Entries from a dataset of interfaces
+ + + +
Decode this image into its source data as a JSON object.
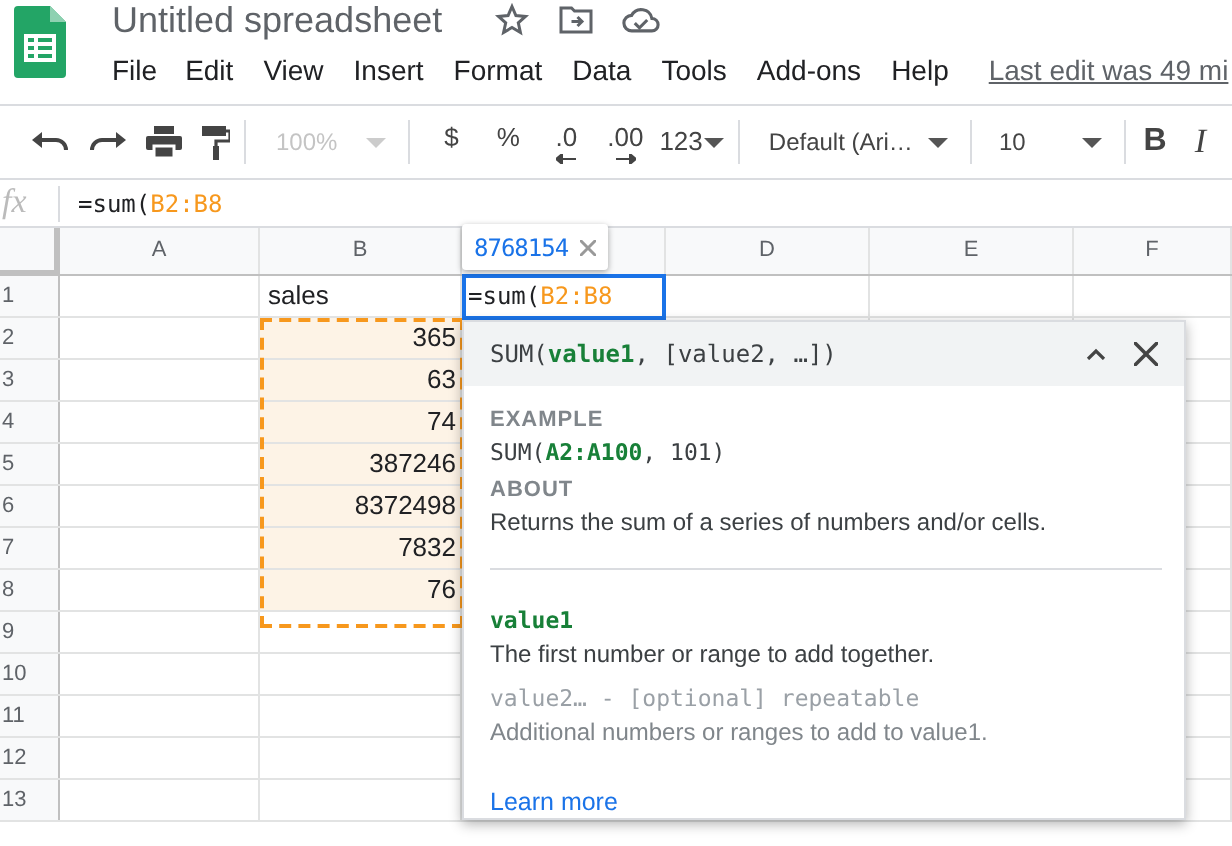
{
  "document": {
    "title": "Untitled spreadsheet",
    "last_edit": "Last edit was 49 mi"
  },
  "menu": [
    "File",
    "Edit",
    "View",
    "Insert",
    "Format",
    "Data",
    "Tools",
    "Add-ons",
    "Help"
  ],
  "toolbar": {
    "zoom": {
      "label": "100%",
      "disabled": true
    },
    "format_buttons": [
      "$",
      "%",
      ".0",
      ".00"
    ],
    "number_format": "123",
    "font": "Default (Ari…",
    "font_size": "10",
    "bold": "B",
    "italic": "I"
  },
  "formula_bar": {
    "icon_text": "fx",
    "parts": [
      {
        "text": "=sum(",
        "kind": "plain"
      },
      {
        "text": "B2:B8",
        "kind": "range"
      }
    ]
  },
  "sheet": {
    "columns": [
      {
        "kind": "header",
        "label": "A"
      },
      {
        "kind": "header",
        "label": "B"
      },
      {
        "kind": "covered"
      },
      {
        "kind": "header",
        "label": "D"
      },
      {
        "kind": "header",
        "label": "E"
      },
      {
        "kind": "header",
        "label": "F"
      }
    ],
    "rows": [
      {
        "label": "1",
        "b": "sales",
        "highlighted": false
      },
      {
        "label": "2",
        "b": "365",
        "highlighted": true
      },
      {
        "label": "3",
        "b": "63",
        "highlighted": true
      },
      {
        "label": "4",
        "b": "74",
        "highlighted": true
      },
      {
        "label": "5",
        "b": "387246",
        "highlighted": true
      },
      {
        "label": "6",
        "b": "8372498",
        "highlighted": true
      },
      {
        "label": "7",
        "b": "7832",
        "highlighted": true
      },
      {
        "label": "8",
        "b": "76",
        "highlighted": true
      },
      {
        "label": "9",
        "highlighted": false
      },
      {
        "label": "10",
        "highlighted": false
      },
      {
        "label": "11",
        "highlighted": false
      },
      {
        "label": "12",
        "highlighted": false
      },
      {
        "label": "13",
        "highlighted": false
      }
    ],
    "active_cell": {
      "parts": [
        {
          "text": "=sum(",
          "kind": "plain"
        },
        {
          "text": "B2:B8",
          "kind": "range"
        }
      ]
    },
    "result_tooltip": "8768154"
  },
  "help_popup": {
    "signature": [
      {
        "text": "SUM(",
        "kind": "plain"
      },
      {
        "text": "value1",
        "kind": "param"
      },
      {
        "text": ", [value2, …])",
        "kind": "plain"
      }
    ],
    "example_heading": "EXAMPLE",
    "example": [
      {
        "text": "SUM(",
        "kind": "plain"
      },
      {
        "text": "A2:A100",
        "kind": "param"
      },
      {
        "text": ", 101)",
        "kind": "plain"
      }
    ],
    "about_heading": "ABOUT",
    "about": "Returns the sum of a series of numbers and/or cells.",
    "params": [
      {
        "name": "value1",
        "optional": false,
        "description": "The first number or range to add together."
      },
      {
        "name": "value2… - [optional] repeatable",
        "optional": true,
        "description": "Additional numbers or ranges to add to value1."
      }
    ],
    "link": "Learn more"
  }
}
+ + + +
* **Requirement**
Return every entry of the data above verbatim, with no images included.

* **Result**
Decode this image into its source data as a JSON object.
{
  "document": {
    "title": "Untitled spreadsheet",
    "last_edit": "Last edit was 49 mi"
  },
  "menu": [
    "File",
    "Edit",
    "View",
    "Insert",
    "Format",
    "Data",
    "Tools",
    "Add-ons",
    "Help"
  ],
  "toolbar": {
    "zoom": {
      "label": "100%",
      "disabled": true
    },
    "format_buttons": [
      "$",
      "%",
      ".0",
      ".00"
    ],
    "number_format": "123",
    "font": "Default (Ari…",
    "font_size": "10",
    "bold": "B",
    "italic": "I"
  },
  "formula_bar": {
    "icon_text": "fx",
    "parts": [
      {
        "text": "=sum(",
        "kind": "plain"
      },
      {
        "text": "B2:B8",
        "kind": "range"
      }
    ]
  },
  "sheet": {
    "columns": [
      {
        "kind": "header",
        "label": "A"
      },
      {
        "kind": "header",
        "label": "B"
      },
      {
        "kind": "covered"
      },
      {
        "kind": "header",
        "label": "D"
      },
      {
        "kind": "header",
        "label": "E"
      },
      {
        "kind": "header",
        "label": "F"
      }
    ],
    "rows": [
      {
        "label": "1",
        "b": "sales",
        "highlighted": false
      },
      {
        "label": "2",
        "b": "365",
        "highlighted": true
      },
      {
        "label": "3",
        "b": "63",
        "highlighted": true
      },
      {
        "label": "4",
        "b": "74",
        "highlighted": true
      },
      {
        "label": "5",
        "b": "387246",
        "highlighted": true
      },
      {
        "label": "6",
        "b": "8372498",
        "highlighted": true
      },
      {
        "label": "7",
        "b": "7832",
        "highlighted": true
      },
      {
        "label": "8",
        "b": "76",
        "highlighted": true
      },
      {
        "label": "9",
        "highlighted": false
      },
      {
        "label": "10",
        "highlighted": false
      },
      {
        "label": "11",
        "highlighted": false
      },
      {
        "label": "12",
        "highlighted": false
      },
      {
        "label": "13",
        "highlighted": false
      }
    ],
    "active_cell": {
      "parts": [
        {
          "text": "=sum(",
          "kind": "plain"
        },
        {
          "text": "B2:B8",
          "kind": "range"
        }
      ]
    },
    "result_tooltip": "8768154"
  },
  "help_popup": {
    "signature": [
      {
        "text": "SUM(",
        "kind": "plain"
      },
      {
        "text": "value1",
        "kind": "param"
      },
      {
        "text": ", [value2, …])",
        "kind": "plain"
      }
    ],
    "example_heading": "EXAMPLE",
    "example": [
      {
        "text": "SUM(",
        "kind": "plain"
      },
      {
        "text": "A2:A100",
        "kind": "param"
      },
      {
        "text": ", 101)",
        "kind": "plain"
      }
    ],
    "about_heading": "ABOUT",
    "about": "Returns the sum of a series of numbers and/or cells.",
    "params": [
      {
        "name": "value1",
        "optional": false,
        "description": "The first number or range to add together."
      },
      {
        "name": "value2… - [optional] repeatable",
        "optional": true,
        "description": "Additional numbers or ranges to add to value1."
      }
    ],
    "link": "Learn more"
  }
}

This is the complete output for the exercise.